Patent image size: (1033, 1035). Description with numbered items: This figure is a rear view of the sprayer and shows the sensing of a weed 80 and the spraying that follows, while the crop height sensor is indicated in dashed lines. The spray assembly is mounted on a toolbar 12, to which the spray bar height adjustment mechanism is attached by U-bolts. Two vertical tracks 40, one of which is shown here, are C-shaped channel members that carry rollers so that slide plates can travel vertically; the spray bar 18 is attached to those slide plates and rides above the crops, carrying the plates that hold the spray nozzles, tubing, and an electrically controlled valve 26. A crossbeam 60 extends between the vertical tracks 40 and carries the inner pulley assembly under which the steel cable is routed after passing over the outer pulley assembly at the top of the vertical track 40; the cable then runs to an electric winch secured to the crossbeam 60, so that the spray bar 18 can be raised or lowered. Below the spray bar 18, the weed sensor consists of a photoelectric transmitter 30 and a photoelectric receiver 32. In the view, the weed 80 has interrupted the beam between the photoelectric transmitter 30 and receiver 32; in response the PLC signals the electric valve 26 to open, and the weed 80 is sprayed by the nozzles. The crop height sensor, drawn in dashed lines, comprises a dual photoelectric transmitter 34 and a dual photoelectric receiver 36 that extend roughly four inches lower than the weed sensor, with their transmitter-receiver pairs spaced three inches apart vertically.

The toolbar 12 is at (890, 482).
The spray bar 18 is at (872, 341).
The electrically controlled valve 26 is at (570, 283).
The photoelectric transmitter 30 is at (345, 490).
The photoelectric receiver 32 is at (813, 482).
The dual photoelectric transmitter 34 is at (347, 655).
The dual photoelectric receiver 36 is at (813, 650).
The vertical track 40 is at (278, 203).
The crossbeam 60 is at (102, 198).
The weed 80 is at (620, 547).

--

» **Aim**: Reproduce every item above word for word, with no alterations.

» **The answer**:
Patent image size: (1033, 1035). Description with numbered items: This figure is a rear view of the sprayer and shows the sensing of a weed 80 and the spraying that follows, while the crop height sensor is indicated in dashed lines. The spray assembly is mounted on a toolbar 12, to which the spray bar height adjustment mechanism is attached by U-bolts. Two vertical tracks 40, one of which is shown here, are C-shaped channel members that carry rollers so that slide plates can travel vertically; the spray bar 18 is attached to those slide plates and rides above the crops, carrying the plates that hold the spray nozzles, tubing, and an electrically controlled valve 26. A crossbeam 60 extends between the vertical tracks 40 and carries the inner pulley assembly under which the steel cable is routed after passing over the outer pulley assembly at the top of the vertical track 40; the cable then runs to an electric winch secured to the crossbeam 60, so that the spray bar 18 can be raised or lowered. Below the spray bar 18, the weed sensor consists of a photoelectric transmitter 30 and a photoelectric receiver 32. In the view, the weed 80 has interrupted the beam between the photoelectric transmitter 30 and receiver 32; in response the PLC signals the electric valve 26 to open, and the weed 80 is sprayed by the nozzles. The crop height sensor, drawn in dashed lines, comprises a dual photoelectric transmitter 34 and a dual photoelectric receiver 36 that extend roughly four inches lower than the weed sensor, with their transmitter-receiver pairs spaced three inches apart vertically.

The toolbar 12 is at (890, 482).
The spray bar 18 is at (872, 341).
The electrically controlled valve 26 is at (570, 283).
The photoelectric transmitter 30 is at (345, 490).
The photoelectric receiver 32 is at (813, 482).
The dual photoelectric transmitter 34 is at (347, 655).
The dual photoelectric receiver 36 is at (813, 650).
The vertical track 40 is at (278, 203).
The crossbeam 60 is at (102, 198).
The weed 80 is at (620, 547).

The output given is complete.